+++ Records for the task
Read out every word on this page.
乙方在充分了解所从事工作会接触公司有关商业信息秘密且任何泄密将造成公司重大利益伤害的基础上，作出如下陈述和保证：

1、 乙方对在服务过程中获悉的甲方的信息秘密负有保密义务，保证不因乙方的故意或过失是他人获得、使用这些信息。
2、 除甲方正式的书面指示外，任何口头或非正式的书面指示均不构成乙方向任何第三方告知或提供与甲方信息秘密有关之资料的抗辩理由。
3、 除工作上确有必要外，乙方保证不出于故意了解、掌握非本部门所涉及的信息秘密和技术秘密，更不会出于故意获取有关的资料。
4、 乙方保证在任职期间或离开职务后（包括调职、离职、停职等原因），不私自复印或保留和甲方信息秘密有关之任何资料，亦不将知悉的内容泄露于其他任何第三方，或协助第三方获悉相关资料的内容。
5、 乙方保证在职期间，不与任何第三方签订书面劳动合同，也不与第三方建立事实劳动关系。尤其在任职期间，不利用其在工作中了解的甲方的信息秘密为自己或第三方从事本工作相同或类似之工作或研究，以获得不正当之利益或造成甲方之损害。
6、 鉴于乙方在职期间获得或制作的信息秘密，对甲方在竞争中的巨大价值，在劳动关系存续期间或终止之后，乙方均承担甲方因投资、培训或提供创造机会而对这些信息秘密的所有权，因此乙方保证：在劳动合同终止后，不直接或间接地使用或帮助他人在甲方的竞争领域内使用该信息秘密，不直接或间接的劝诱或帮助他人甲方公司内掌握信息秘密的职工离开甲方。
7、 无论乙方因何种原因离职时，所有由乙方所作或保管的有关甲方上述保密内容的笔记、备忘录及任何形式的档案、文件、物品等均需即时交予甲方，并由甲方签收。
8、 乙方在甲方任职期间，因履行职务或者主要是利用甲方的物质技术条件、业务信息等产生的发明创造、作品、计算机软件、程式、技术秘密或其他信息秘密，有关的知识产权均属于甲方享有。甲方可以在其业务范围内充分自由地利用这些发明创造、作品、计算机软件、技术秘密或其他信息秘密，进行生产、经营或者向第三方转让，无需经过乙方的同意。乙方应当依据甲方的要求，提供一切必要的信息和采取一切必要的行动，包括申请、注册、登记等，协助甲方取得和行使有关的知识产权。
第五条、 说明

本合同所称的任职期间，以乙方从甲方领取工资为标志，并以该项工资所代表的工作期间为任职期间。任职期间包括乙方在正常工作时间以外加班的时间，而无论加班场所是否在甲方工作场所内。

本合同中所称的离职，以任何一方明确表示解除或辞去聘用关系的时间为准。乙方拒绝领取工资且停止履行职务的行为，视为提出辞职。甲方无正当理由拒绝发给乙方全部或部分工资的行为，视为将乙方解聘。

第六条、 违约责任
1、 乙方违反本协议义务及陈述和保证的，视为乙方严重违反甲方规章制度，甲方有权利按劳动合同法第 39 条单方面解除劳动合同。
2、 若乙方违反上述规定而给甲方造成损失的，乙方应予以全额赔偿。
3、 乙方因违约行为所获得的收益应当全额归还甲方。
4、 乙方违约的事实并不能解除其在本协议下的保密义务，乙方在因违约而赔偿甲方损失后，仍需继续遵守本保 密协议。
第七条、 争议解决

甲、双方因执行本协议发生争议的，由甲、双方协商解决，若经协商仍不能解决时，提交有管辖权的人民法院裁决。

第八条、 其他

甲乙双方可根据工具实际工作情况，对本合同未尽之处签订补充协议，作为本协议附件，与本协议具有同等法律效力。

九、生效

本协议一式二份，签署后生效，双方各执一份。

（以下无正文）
++++++
- _Exercise details_
Quote all the records exactly, please, leaving none out.

- _Solution_
Read out every word on this page.
乙方在充分了解所从事工作会接触公司有关商业信息秘密且任何泄密将造成公司重大利益伤害的基础上，作出如下陈述和保证：

1、 乙方对在服务过程中获悉的甲方的信息秘密负有保密义务，保证不因乙方的故意或过失是他人获得、使用这些信息。
2、 除甲方正式的书面指示外，任何口头或非正式的书面指示均不构成乙方向任何第三方告知或提供与甲方信息秘密有关之资料的抗辩理由。
3、 除工作上确有必要外，乙方保证不出于故意了解、掌握非本部门所涉及的信息秘密和技术秘密，更不会出于故意获取有关的资料。
4、 乙方保证在任职期间或离开职务后（包括调职、离职、停职等原因），不私自复印或保留和甲方信息秘密有关之任何资料，亦不将知悉的内容泄露于其他任何第三方，或协助第三方获悉相关资料的内容。
5、 乙方保证在职期间，不与任何第三方签订书面劳动合同，也不与第三方建立事实劳动关系。尤其在任职期间，不利用其在工作中了解的甲方的信息秘密为自己或第三方从事本工作相同或类似之工作或研究，以获得不正当之利益或造成甲方之损害。
6、 鉴于乙方在职期间获得或制作的信息秘密，对甲方在竞争中的巨大价值，在劳动关系存续期间或终止之后，乙方均承担甲方因投资、培训或提供创造机会而对这些信息秘密的所有权，因此乙方保证：在劳动合同终止后，不直接或间接地使用或帮助他人在甲方的竞争领域内使用该信息秘密，不直接或间接的劝诱或帮助他人甲方公司内掌握信息秘密的职工离开甲方。
7、 无论乙方因何种原因离职时，所有由乙方所作或保管的有关甲方上述保密内容的笔记、备忘录及任何形式的档案、文件、物品等均需即时交予甲方，并由甲方签收。
8、 乙方在甲方任职期间，因履行职务或者主要是利用甲方的物质技术条件、业务信息等产生的发明创造、作品、计算机软件、程式、技术秘密或其他信息秘密，有关的知识产权均属于甲方享有。甲方可以在其业务范围内充分自由地利用这些发明创造、作品、计算机软件、技术秘密或其他信息秘密，进行生产、经营或者向第三方转让，无需经过乙方的同意。乙方应当依据甲方的要求，提供一切必要的信息和采取一切必要的行动，包括申请、注册、登记等，协助甲方取得和行使有关的知识产权。
第五条、 说明

本合同所称的任职期间，以乙方从甲方领取工资为标志，并以该项工资所代表的工作期间为任职期间。任职期间包括乙方在正常工作时间以外加班的时间，而无论加班场所是否在甲方工作场所内。

本合同中所称的离职，以任何一方明确表示解除或辞去聘用关系的时间为准。乙方拒绝领取工资且停止履行职务的行为，视为提出辞职。甲方无正当理由拒绝发给乙方全部或部分工资的行为，视为将乙方解聘。

第六条、 违约责任
1、 乙方违反本协议义务及陈述和保证的，视为乙方严重违反甲方规章制度，甲方有权利按劳动合同法第 39 条单方面解除劳动合同。
2、 若乙方违反上述规定而给甲方造成损失的，乙方应予以全额赔偿。
3、 乙方因违约行为所获得的收益应当全额归还甲方。
4、 乙方违约的事实并不能解除其在本协议下的保密义务，乙方在因违约而赔偿甲方损失后，仍需继续遵守本保 密协议。
第七条、 争议解决

甲、双方因执行本协议发生争议的，由甲、双方协商解决，若经协商仍不能解决时，提交有管辖权的人民法院裁决。

第八条、 其他

甲乙双方可根据工具实际工作情况，对本合同未尽之处签订补充协议，作为本协议附件，与本协议具有同等法律效力。

九、生效

本协议一式二份，签署后生效，双方各执一份。

（以下无正文）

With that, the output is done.